Mais maintenant ! Avec tous les morts et les destructions qu’Israël fait subir aux Palestiniens de Gaza, serai-je capable de répéter cette expérience ? Pourrai-je parler de l’humanité de Fagin et des similitudes entre nous et Shylock, tout en regardant mes étudiant.es dans les yeux ?

Comment vont-ils réagir après ce qu’ils ont vu de la part des sionistes qui utilisent le judaïsme comme excuse et comme discours pour nous tuer ?

D’après les photos que j’ai vues, le département du personnel et le département d’anglais sont totalement détruits. Mon bureau, ainsi que ceux de mes collègues, ont disparu. Mon bureau où je rencontrais des centaines d’étudiant.es pour des heures de bureau et des discussions plus approfondies a disparu. La merveilleuse petite bibliothèque du département a disparu. Je ne sais pas si l’ensemble du bâtiment de cinq étages doit être démoli ou s’il peut être rénové.

# Extrait du jeu de données:
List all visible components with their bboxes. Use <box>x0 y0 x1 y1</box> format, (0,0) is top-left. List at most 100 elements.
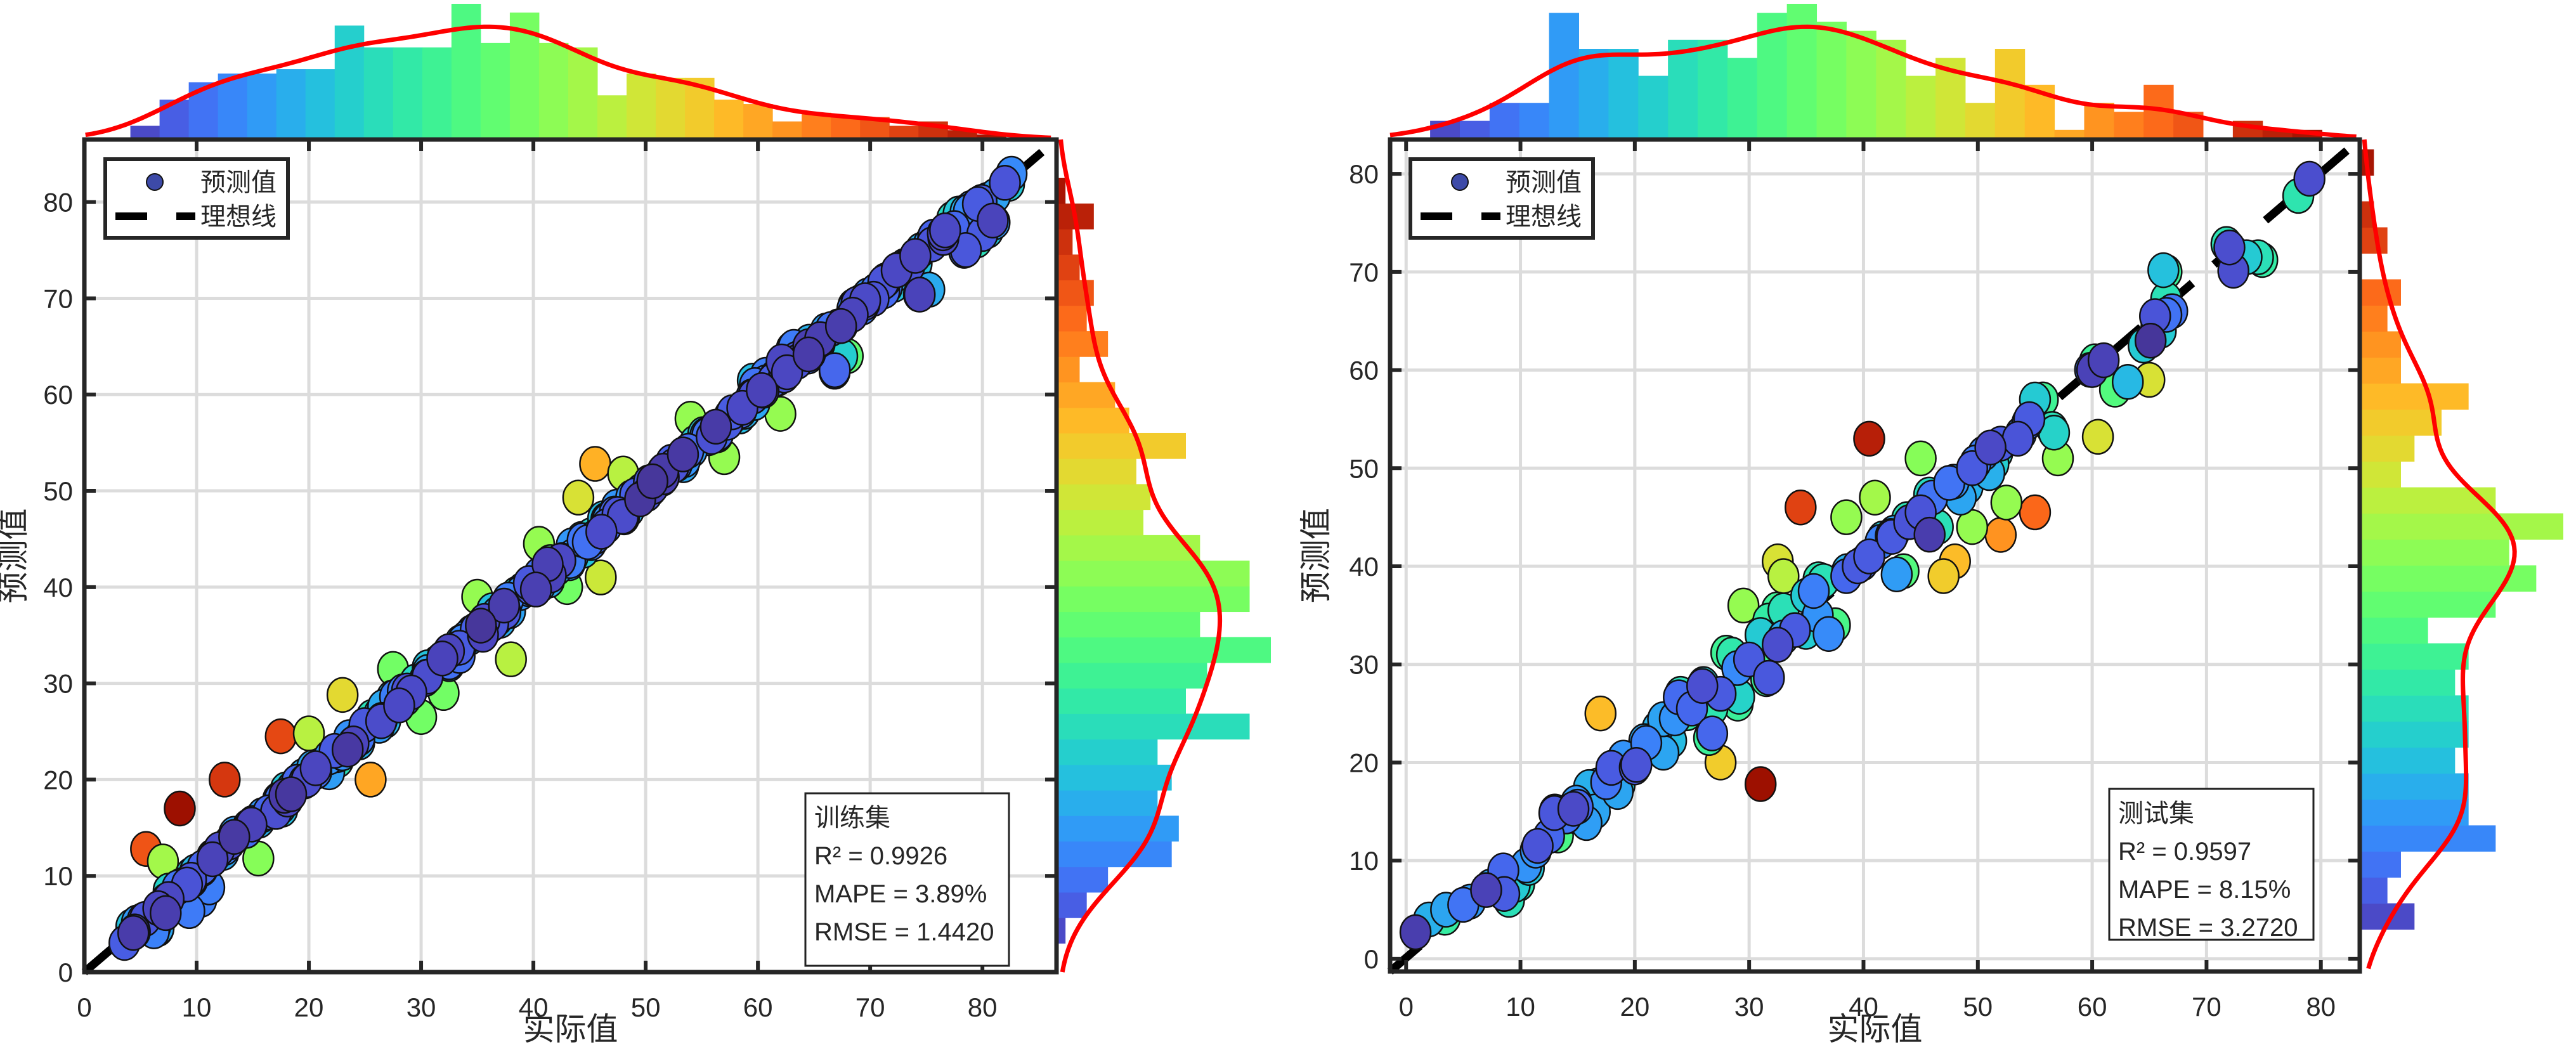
scatter-point <box>899 238 932 274</box>
scatter-point <box>1399 914 1432 951</box>
top-histogram-bar <box>1965 103 1996 139</box>
right-histogram-bar <box>1058 458 1136 484</box>
y-tick-label: 50 <box>1349 453 1379 483</box>
right-histogram-bar <box>1058 866 1109 893</box>
top-kde-curve <box>85 24 1051 140</box>
scatter-point <box>2001 420 2034 457</box>
top-histogram-bar <box>218 73 248 139</box>
scatter-point <box>1913 516 1946 553</box>
top-histogram-bar <box>422 47 452 139</box>
right-histogram-bar <box>2360 331 2401 358</box>
scatter-point <box>519 571 552 607</box>
scatter-points <box>108 155 1028 961</box>
scatter-point <box>977 202 1009 239</box>
scatter-point <box>746 372 778 408</box>
scatter-point <box>699 408 732 445</box>
scatter-point <box>585 514 618 550</box>
right-histogram-bar <box>1058 637 1271 663</box>
scatter-point <box>117 914 150 951</box>
y-axis-label: 预测值 <box>1298 508 1334 603</box>
right-histogram-bar <box>1058 178 1066 204</box>
right-histogram-bar <box>1058 688 1186 714</box>
axes-box <box>82 137 1059 975</box>
top-histogram-bar <box>1608 49 1639 139</box>
scatter-point <box>579 446 611 482</box>
top-histogram-bar <box>772 121 802 139</box>
top-histogram-bar <box>656 77 686 139</box>
right-histogram-bar <box>1058 356 1080 383</box>
right-histogram-bar <box>1058 535 1200 561</box>
scatter-point <box>2111 363 2144 400</box>
scatter-point <box>1696 715 1729 751</box>
scatter-point <box>150 895 182 932</box>
right-histogram-bar <box>2360 773 2469 800</box>
right-histogram-bar <box>2360 877 2388 904</box>
right-histogram-bar <box>1058 382 1116 408</box>
legend-box <box>103 157 290 240</box>
right-histogram-bar <box>1058 841 1172 867</box>
legend-label-ideal: 理想线 <box>200 202 276 231</box>
scatter-point <box>585 559 617 595</box>
y-tick-label: 30 <box>1349 650 1379 680</box>
right-histogram-bar <box>1058 815 1179 842</box>
test-panel: 0 10 20 30 40 50 60 70 80 0 10 20 30 40 50 60 70 80 实际值 预测值… <box>1298 4 2563 1048</box>
top-histogram-bar <box>247 73 277 139</box>
top-histogram-bar <box>714 100 744 139</box>
scatter-point <box>2293 160 2326 197</box>
scatter-point <box>1557 791 1590 827</box>
right-kde-curve <box>1058 139 1223 973</box>
right-histogram-bar <box>2360 851 2401 878</box>
legend-label-predicted: 预测值 <box>200 168 276 197</box>
right-histogram-bar <box>1058 662 1207 689</box>
stats-line: RMSE = 3.2720 <box>2118 914 2298 942</box>
right-histogram-bar <box>2360 279 2401 306</box>
scatter-point <box>2147 252 2180 289</box>
stats-title: 训练集 <box>814 803 890 833</box>
right-histogram <box>1058 178 1271 944</box>
top-histogram-bar <box>831 117 861 139</box>
scatter-point <box>1927 558 1960 594</box>
right-histogram-bar <box>2360 695 2469 722</box>
scatter-point <box>495 641 527 677</box>
stats-box-frame <box>2108 788 2315 941</box>
scatter-point <box>218 819 250 855</box>
axes-box <box>1388 137 2362 974</box>
scatter-point <box>196 841 229 878</box>
scatter-point <box>1584 695 1617 732</box>
x-tick-label: 10 <box>182 992 212 1022</box>
top-histogram-bar <box>1994 49 2026 139</box>
top-histogram-bar <box>597 95 627 139</box>
top-histogram-bar <box>130 126 160 139</box>
scatter-point <box>326 677 359 713</box>
x-tick-label: 50 <box>631 992 661 1022</box>
right-histogram-bar <box>2360 591 2496 618</box>
scatter-point <box>1785 489 1817 526</box>
scatter-point <box>331 731 364 768</box>
right-histogram <box>2360 149 2563 930</box>
x-axis-label: 实际值 <box>1828 1011 1923 1048</box>
y-tick-label: 80 <box>1349 159 1379 189</box>
legend-label-ideal: 理想线 <box>1506 202 1582 231</box>
x-tick-label: 60 <box>743 992 773 1022</box>
x-tick-label: 20 <box>1620 992 1649 1022</box>
right-histogram-bar <box>2360 305 2388 332</box>
y-tick-label: 60 <box>43 380 73 410</box>
x-tick-label: 0 <box>77 992 91 1022</box>
scatter-point <box>667 436 699 472</box>
right-histogram-bar <box>2360 383 2469 410</box>
top-histogram-bar <box>276 69 306 139</box>
x-tick-label: 10 <box>1506 992 1535 1022</box>
x-tick-label: 50 <box>1963 992 1993 1022</box>
right-histogram-bar <box>1058 331 1109 357</box>
stats-line: RMSE = 1.4420 <box>814 918 994 946</box>
stats-line: MAPE = 3.89% <box>814 880 987 908</box>
top-histogram-bar <box>538 42 569 139</box>
top-histogram-bar <box>1876 39 1906 139</box>
top-histogram <box>1430 4 2322 140</box>
right-histogram-bar <box>1058 484 1151 510</box>
top-histogram-bar <box>1816 22 1847 140</box>
scatter-point <box>824 308 857 344</box>
scatter-point <box>264 718 297 755</box>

# Consigne:
Dans l'extrait choisi, modifiez le passage allant de « Mais maintenant ! » jusqu'à « dans les yeux ? » en remplaçant « répéter » par « renouveler ».

# Réponse attendue:
Mais maintenant ! Avec tous les morts et les destructions qu’Israël fait subir aux Palestiniens de Gaza, serai-je capable de renouveler cette expérience ? Pourrai-je parler de l’humanité de Fagin et des similitudes entre nous et Shylock, tout en regardant mes étudiant.es dans les yeux ?